Instruction ▸ Copy the lines below without any changes.
***
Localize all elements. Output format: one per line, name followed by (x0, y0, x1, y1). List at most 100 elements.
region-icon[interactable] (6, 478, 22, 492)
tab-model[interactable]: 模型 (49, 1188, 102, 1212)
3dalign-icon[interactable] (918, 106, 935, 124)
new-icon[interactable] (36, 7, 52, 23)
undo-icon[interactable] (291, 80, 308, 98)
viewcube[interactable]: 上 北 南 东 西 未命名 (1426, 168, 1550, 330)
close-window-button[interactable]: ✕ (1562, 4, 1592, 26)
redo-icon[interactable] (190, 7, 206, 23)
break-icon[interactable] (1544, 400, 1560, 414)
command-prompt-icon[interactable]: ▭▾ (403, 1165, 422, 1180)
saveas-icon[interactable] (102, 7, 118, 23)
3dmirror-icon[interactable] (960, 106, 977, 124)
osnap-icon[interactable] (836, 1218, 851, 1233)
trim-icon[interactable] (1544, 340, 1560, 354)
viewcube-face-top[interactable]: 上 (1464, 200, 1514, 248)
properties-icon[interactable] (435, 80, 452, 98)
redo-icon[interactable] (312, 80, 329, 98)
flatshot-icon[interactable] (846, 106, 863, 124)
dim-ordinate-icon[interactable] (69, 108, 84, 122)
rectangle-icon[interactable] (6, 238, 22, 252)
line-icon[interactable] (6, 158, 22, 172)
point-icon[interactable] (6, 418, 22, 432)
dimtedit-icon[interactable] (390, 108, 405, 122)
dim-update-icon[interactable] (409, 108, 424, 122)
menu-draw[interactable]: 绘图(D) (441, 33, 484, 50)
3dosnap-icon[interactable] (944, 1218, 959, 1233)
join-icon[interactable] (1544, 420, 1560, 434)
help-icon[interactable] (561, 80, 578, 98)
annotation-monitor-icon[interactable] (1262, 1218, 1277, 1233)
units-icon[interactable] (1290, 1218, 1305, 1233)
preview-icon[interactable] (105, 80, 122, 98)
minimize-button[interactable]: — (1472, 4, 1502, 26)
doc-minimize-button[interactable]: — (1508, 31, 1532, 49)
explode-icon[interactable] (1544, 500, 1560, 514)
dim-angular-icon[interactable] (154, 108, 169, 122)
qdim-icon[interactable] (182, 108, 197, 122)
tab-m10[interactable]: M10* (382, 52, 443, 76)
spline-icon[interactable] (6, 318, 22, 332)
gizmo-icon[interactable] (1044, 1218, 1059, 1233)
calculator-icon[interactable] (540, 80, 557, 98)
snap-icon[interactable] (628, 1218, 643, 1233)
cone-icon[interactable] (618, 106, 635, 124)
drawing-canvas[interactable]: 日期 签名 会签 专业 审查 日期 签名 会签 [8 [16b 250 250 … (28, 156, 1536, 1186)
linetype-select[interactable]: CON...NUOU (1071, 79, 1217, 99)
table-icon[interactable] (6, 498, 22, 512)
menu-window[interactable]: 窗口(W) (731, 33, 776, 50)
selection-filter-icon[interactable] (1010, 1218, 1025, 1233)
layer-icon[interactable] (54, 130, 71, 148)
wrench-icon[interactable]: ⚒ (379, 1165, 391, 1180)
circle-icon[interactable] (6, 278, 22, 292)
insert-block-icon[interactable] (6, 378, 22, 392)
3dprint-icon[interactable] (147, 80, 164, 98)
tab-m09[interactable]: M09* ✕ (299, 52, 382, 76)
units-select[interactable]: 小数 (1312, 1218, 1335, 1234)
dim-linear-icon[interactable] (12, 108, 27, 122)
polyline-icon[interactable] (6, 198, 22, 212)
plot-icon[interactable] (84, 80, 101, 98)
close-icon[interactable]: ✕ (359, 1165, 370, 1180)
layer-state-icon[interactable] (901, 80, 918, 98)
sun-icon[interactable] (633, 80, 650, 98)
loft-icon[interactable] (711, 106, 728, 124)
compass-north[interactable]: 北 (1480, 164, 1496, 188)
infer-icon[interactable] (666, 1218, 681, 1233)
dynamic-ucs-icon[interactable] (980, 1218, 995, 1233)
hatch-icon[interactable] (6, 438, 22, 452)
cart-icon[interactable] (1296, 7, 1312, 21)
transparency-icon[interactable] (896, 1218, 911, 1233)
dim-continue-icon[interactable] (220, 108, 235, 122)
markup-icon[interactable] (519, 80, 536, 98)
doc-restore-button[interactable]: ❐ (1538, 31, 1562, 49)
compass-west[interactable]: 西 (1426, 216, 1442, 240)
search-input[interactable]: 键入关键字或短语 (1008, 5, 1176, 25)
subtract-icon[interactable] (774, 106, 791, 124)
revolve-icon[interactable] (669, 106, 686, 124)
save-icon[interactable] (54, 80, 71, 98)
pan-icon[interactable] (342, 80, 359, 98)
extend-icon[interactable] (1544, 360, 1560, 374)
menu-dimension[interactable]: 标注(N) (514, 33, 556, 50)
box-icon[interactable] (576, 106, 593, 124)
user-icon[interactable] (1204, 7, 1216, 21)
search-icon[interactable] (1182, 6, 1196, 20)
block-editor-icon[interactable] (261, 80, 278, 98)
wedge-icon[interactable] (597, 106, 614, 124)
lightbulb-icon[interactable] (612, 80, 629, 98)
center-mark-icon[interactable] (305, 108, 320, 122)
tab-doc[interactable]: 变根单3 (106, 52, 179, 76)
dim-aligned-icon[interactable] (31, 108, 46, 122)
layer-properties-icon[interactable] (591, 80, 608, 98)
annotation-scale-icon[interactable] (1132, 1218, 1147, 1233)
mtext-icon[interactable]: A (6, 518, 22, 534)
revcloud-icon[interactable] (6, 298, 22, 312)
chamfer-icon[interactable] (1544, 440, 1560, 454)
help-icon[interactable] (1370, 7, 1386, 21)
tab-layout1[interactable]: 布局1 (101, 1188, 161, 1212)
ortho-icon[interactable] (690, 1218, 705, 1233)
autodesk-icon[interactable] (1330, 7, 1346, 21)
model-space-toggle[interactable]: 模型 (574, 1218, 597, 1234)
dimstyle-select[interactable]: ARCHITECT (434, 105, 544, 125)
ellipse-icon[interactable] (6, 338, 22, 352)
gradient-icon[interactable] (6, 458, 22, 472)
***
Solution to this task ▸
Localize all elements. Output format: one per line, name followed by (x0, y0, x1, y1). List at most 100 elements.
region-icon[interactable] (6, 478, 22, 492)
tab-model[interactable]: 模型 (49, 1188, 102, 1212)
3dalign-icon[interactable] (918, 106, 935, 124)
new-icon[interactable] (36, 7, 52, 23)
undo-icon[interactable] (291, 80, 308, 98)
viewcube[interactable]: 上 北 南 东 西 未命名 (1426, 168, 1550, 330)
close-window-button[interactable]: ✕ (1562, 4, 1592, 26)
redo-icon[interactable] (190, 7, 206, 23)
break-icon[interactable] (1544, 400, 1560, 414)
command-prompt-icon[interactable]: ▭▾ (403, 1165, 422, 1180)
saveas-icon[interactable] (102, 7, 118, 23)
3dmirror-icon[interactable] (960, 106, 977, 124)
osnap-icon[interactable] (836, 1218, 851, 1233)
trim-icon[interactable] (1544, 340, 1560, 354)
viewcube-face-top[interactable]: 上 (1464, 200, 1514, 248)
properties-icon[interactable] (435, 80, 452, 98)
redo-icon[interactable] (312, 80, 329, 98)
flatshot-icon[interactable] (846, 106, 863, 124)
dim-ordinate-icon[interactable] (69, 108, 84, 122)
rectangle-icon[interactable] (6, 238, 22, 252)
line-icon[interactable] (6, 158, 22, 172)
point-icon[interactable] (6, 418, 22, 432)
dimtedit-icon[interactable] (390, 108, 405, 122)
dim-update-icon[interactable] (409, 108, 424, 122)
menu-draw[interactable]: 绘图(D) (441, 33, 484, 50)
3dosnap-icon[interactable] (944, 1218, 959, 1233)
join-icon[interactable] (1544, 420, 1560, 434)
help-icon[interactable] (561, 80, 578, 98)
annotation-monitor-icon[interactable] (1262, 1218, 1277, 1233)
units-icon[interactable] (1290, 1218, 1305, 1233)
preview-icon[interactable] (105, 80, 122, 98)
minimize-button[interactable]: — (1472, 4, 1502, 26)
doc-minimize-button[interactable]: — (1508, 31, 1532, 49)
explode-icon[interactable] (1544, 500, 1560, 514)
dim-angular-icon[interactable] (154, 108, 169, 122)
qdim-icon[interactable] (182, 108, 197, 122)
tab-m10[interactable]: M10* (382, 52, 443, 76)
spline-icon[interactable] (6, 318, 22, 332)
gizmo-icon[interactable] (1044, 1218, 1059, 1233)
calculator-icon[interactable] (540, 80, 557, 98)
snap-icon[interactable] (628, 1218, 643, 1233)
cone-icon[interactable] (618, 106, 635, 124)
drawing-canvas[interactable]: 日期 签名 会签 专业 审查 日期 签名 会签 [8 [16b 250 250 … (28, 156, 1536, 1186)
linetype-select[interactable]: CON...NUOU (1071, 79, 1217, 99)
table-icon[interactable] (6, 498, 22, 512)
menu-window[interactable]: 窗口(W) (731, 33, 776, 50)
selection-filter-icon[interactable] (1010, 1218, 1025, 1233)
layer-icon[interactable] (54, 130, 71, 148)
wrench-icon[interactable]: ⚒ (379, 1165, 391, 1180)
circle-icon[interactable] (6, 278, 22, 292)
insert-block-icon[interactable] (6, 378, 22, 392)
3dprint-icon[interactable] (147, 80, 164, 98)
tab-m09[interactable]: M09* ✕ (299, 52, 382, 76)
units-select[interactable]: 小数 (1312, 1218, 1335, 1234)
dim-linear-icon[interactable] (12, 108, 27, 122)
polyline-icon[interactable] (6, 198, 22, 212)
plot-icon[interactable] (84, 80, 101, 98)
close-icon[interactable]: ✕ (359, 1165, 370, 1180)
layer-state-icon[interactable] (901, 80, 918, 98)
sun-icon[interactable] (633, 80, 650, 98)
loft-icon[interactable] (711, 106, 728, 124)
compass-north[interactable]: 北 (1480, 164, 1496, 188)
infer-icon[interactable] (666, 1218, 681, 1233)
dynamic-ucs-icon[interactable] (980, 1218, 995, 1233)
hatch-icon[interactable] (6, 438, 22, 452)
cart-icon[interactable] (1296, 7, 1312, 21)
transparency-icon[interactable] (896, 1218, 911, 1233)
dim-continue-icon[interactable] (220, 108, 235, 122)
markup-icon[interactable] (519, 80, 536, 98)
doc-restore-button[interactable]: ❐ (1538, 31, 1562, 49)
compass-west[interactable]: 西 (1426, 216, 1442, 240)
search-input[interactable]: 键入关键字或短语 (1008, 5, 1176, 25)
subtract-icon[interactable] (774, 106, 791, 124)
revolve-icon[interactable] (669, 106, 686, 124)
save-icon[interactable] (54, 80, 71, 98)
pan-icon[interactable] (342, 80, 359, 98)
extend-icon[interactable] (1544, 360, 1560, 374)
menu-dimension[interactable]: 标注(N) (514, 33, 556, 50)
box-icon[interactable] (576, 106, 593, 124)
user-icon[interactable] (1204, 7, 1216, 21)
search-icon[interactable] (1182, 6, 1196, 20)
block-editor-icon[interactable] (261, 80, 278, 98)
wedge-icon[interactable] (597, 106, 614, 124)
lightbulb-icon[interactable] (612, 80, 629, 98)
center-mark-icon[interactable] (305, 108, 320, 122)
tab-doc[interactable]: 变根单3 (106, 52, 179, 76)
dim-aligned-icon[interactable] (31, 108, 46, 122)
layer-properties-icon[interactable] (591, 80, 608, 98)
annotation-scale-icon[interactable] (1132, 1218, 1147, 1233)
mtext-icon[interactable]: A (6, 518, 22, 534)
revcloud-icon[interactable] (6, 298, 22, 312)
chamfer-icon[interactable] (1544, 440, 1560, 454)
help-icon[interactable] (1370, 7, 1386, 21)
tab-layout1[interactable]: 布局1 (101, 1188, 161, 1212)
ortho-icon[interactable] (690, 1218, 705, 1233)
autodesk-icon[interactable] (1330, 7, 1346, 21)
model-space-toggle[interactable]: 模型 (574, 1218, 597, 1234)
dimstyle-select[interactable]: ARCHITECT (434, 105, 544, 125)
ellipse-icon[interactable] (6, 338, 22, 352)
gradient-icon[interactable] (6, 458, 22, 472)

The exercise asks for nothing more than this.